Please write out the material below exactly as given.

^^^^^^^^

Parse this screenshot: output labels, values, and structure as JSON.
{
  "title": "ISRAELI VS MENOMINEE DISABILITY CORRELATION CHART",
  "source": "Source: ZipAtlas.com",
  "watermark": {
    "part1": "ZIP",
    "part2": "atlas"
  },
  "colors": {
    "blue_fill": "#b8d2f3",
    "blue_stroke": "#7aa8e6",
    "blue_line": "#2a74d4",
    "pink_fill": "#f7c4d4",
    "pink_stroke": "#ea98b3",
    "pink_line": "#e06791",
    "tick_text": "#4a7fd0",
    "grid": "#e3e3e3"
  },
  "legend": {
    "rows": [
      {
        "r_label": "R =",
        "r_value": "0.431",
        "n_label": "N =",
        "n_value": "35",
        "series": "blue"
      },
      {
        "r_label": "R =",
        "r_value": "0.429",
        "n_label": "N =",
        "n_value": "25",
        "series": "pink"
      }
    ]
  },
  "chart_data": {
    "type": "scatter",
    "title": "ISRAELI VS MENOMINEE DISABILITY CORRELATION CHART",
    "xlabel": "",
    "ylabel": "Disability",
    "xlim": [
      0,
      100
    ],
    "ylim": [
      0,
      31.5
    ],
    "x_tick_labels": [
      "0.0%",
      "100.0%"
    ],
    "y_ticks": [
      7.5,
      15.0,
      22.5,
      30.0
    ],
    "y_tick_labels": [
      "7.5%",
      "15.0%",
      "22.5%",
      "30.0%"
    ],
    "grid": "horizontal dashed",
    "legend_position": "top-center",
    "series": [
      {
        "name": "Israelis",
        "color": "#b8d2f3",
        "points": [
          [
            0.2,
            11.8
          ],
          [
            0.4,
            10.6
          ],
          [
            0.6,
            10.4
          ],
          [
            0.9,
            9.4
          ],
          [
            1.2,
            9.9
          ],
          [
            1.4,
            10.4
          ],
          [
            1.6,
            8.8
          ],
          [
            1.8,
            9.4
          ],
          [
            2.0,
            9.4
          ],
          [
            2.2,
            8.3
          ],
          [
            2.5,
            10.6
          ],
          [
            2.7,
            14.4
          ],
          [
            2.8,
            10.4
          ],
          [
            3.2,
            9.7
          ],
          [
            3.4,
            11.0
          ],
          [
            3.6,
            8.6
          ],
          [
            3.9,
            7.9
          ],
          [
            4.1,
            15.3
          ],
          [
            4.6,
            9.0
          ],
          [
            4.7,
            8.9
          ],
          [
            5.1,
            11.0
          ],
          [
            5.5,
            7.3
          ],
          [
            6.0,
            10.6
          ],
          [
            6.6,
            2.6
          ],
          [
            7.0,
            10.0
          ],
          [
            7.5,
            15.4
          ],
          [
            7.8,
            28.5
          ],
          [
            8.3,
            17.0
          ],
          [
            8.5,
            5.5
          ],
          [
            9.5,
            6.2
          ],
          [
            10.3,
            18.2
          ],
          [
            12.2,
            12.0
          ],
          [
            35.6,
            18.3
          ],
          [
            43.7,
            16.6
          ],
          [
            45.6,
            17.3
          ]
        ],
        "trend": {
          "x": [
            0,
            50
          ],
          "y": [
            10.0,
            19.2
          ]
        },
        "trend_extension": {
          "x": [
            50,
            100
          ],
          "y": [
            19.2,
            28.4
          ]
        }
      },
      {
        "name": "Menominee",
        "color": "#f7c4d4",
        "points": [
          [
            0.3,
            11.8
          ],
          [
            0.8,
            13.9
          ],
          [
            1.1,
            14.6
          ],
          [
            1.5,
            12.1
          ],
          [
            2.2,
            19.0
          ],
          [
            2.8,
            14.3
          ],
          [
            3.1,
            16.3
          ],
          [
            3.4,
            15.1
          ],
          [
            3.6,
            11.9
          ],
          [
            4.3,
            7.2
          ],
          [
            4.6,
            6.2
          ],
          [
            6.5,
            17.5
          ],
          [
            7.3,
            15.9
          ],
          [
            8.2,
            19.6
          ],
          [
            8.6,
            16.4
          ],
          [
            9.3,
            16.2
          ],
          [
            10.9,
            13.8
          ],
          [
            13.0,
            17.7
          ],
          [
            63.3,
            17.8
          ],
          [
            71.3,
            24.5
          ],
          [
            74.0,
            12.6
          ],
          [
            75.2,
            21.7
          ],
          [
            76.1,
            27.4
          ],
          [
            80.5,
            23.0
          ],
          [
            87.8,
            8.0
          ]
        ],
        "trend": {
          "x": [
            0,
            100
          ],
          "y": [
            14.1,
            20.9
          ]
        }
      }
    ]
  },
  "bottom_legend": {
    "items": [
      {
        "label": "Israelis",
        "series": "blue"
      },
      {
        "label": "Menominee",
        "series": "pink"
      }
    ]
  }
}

^^^^^^^^

Written answer:
Parse this screenshot: output labels, values, and structure as JSON.
{
  "title": "ISRAELI VS MENOMINEE DISABILITY CORRELATION CHART",
  "source": "Source: ZipAtlas.com",
  "watermark": {
    "part1": "ZIP",
    "part2": "atlas"
  },
  "colors": {
    "blue_fill": "#b8d2f3",
    "blue_stroke": "#7aa8e6",
    "blue_line": "#2a74d4",
    "pink_fill": "#f7c4d4",
    "pink_stroke": "#ea98b3",
    "pink_line": "#e06791",
    "tick_text": "#4a7fd0",
    "grid": "#e3e3e3"
  },
  "legend": {
    "rows": [
      {
        "r_label": "R =",
        "r_value": "0.431",
        "n_label": "N =",
        "n_value": "35",
        "series": "blue"
      },
      {
        "r_label": "R =",
        "r_value": "0.429",
        "n_label": "N =",
        "n_value": "25",
        "series": "pink"
      }
    ]
  },
  "chart_data": {
    "type": "scatter",
    "title": "ISRAELI VS MENOMINEE DISABILITY CORRELATION CHART",
    "xlabel": "",
    "ylabel": "Disability",
    "xlim": [
      0,
      100
    ],
    "ylim": [
      0,
      31.5
    ],
    "x_tick_labels": [
      "0.0%",
      "100.0%"
    ],
    "y_ticks": [
      7.5,
      15.0,
      22.5,
      30.0
    ],
    "y_tick_labels": [
      "7.5%",
      "15.0%",
      "22.5%",
      "30.0%"
    ],
    "grid": "horizontal dashed",
    "legend_position": "top-center",
    "series": [
      {
        "name": "Israelis",
        "color": "#b8d2f3",
        "points": [
          [
            0.2,
            11.8
          ],
          [
            0.4,
            10.6
          ],
          [
            0.6,
            10.4
          ],
          [
            0.9,
            9.4
          ],
          [
            1.2,
            9.9
          ],
          [
            1.4,
            10.4
          ],
          [
            1.6,
            8.8
          ],
          [
            1.8,
            9.4
          ],
          [
            2.0,
            9.4
          ],
          [
            2.2,
            8.3
          ],
          [
            2.5,
            10.6
          ],
          [
            2.7,
            14.4
          ],
          [
            2.8,
            10.4
          ],
          [
            3.2,
            9.7
          ],
          [
            3.4,
            11.0
          ],
          [
            3.6,
            8.6
          ],
          [
            3.9,
            7.9
          ],
          [
            4.1,
            15.3
          ],
          [
            4.6,
            9.0
          ],
          [
            4.7,
            8.9
          ],
          [
            5.1,
            11.0
          ],
          [
            5.5,
            7.3
          ],
          [
            6.0,
            10.6
          ],
          [
            6.6,
            2.6
          ],
          [
            7.0,
            10.0
          ],
          [
            7.5,
            15.4
          ],
          [
            7.8,
            28.5
          ],
          [
            8.3,
            17.0
          ],
          [
            8.5,
            5.5
          ],
          [
            9.5,
            6.2
          ],
          [
            10.3,
            18.2
          ],
          [
            12.2,
            12.0
          ],
          [
            35.6,
            18.3
          ],
          [
            43.7,
            16.6
          ],
          [
            45.6,
            17.3
          ]
        ],
        "trend": {
          "x": [
            0,
            50
          ],
          "y": [
            10.0,
            19.2
          ]
        },
        "trend_extension": {
          "x": [
            50,
            100
          ],
          "y": [
            19.2,
            28.4
          ]
        }
      },
      {
        "name": "Menominee",
        "color": "#f7c4d4",
        "points": [
          [
            0.3,
            11.8
          ],
          [
            0.8,
            13.9
          ],
          [
            1.1,
            14.6
          ],
          [
            1.5,
            12.1
          ],
          [
            2.2,
            19.0
          ],
          [
            2.8,
            14.3
          ],
          [
            3.1,
            16.3
          ],
          [
            3.4,
            15.1
          ],
          [
            3.6,
            11.9
          ],
          [
            4.3,
            7.2
          ],
          [
            4.6,
            6.2
          ],
          [
            6.5,
            17.5
          ],
          [
            7.3,
            15.9
          ],
          [
            8.2,
            19.6
          ],
          [
            8.6,
            16.4
          ],
          [
            9.3,
            16.2
          ],
          [
            10.9,
            13.8
          ],
          [
            13.0,
            17.7
          ],
          [
            63.3,
            17.8
          ],
          [
            71.3,
            24.5
          ],
          [
            74.0,
            12.6
          ],
          [
            75.2,
            21.7
          ],
          [
            76.1,
            27.4
          ],
          [
            80.5,
            23.0
          ],
          [
            87.8,
            8.0
          ]
        ],
        "trend": {
          "x": [
            0,
            100
          ],
          "y": [
            14.1,
            20.9
          ]
        }
      }
    ]
  },
  "bottom_legend": {
    "items": [
      {
        "label": "Israelis",
        "series": "blue"
      },
      {
        "label": "Menominee",
        "series": "pink"
      }
    ]
  }
}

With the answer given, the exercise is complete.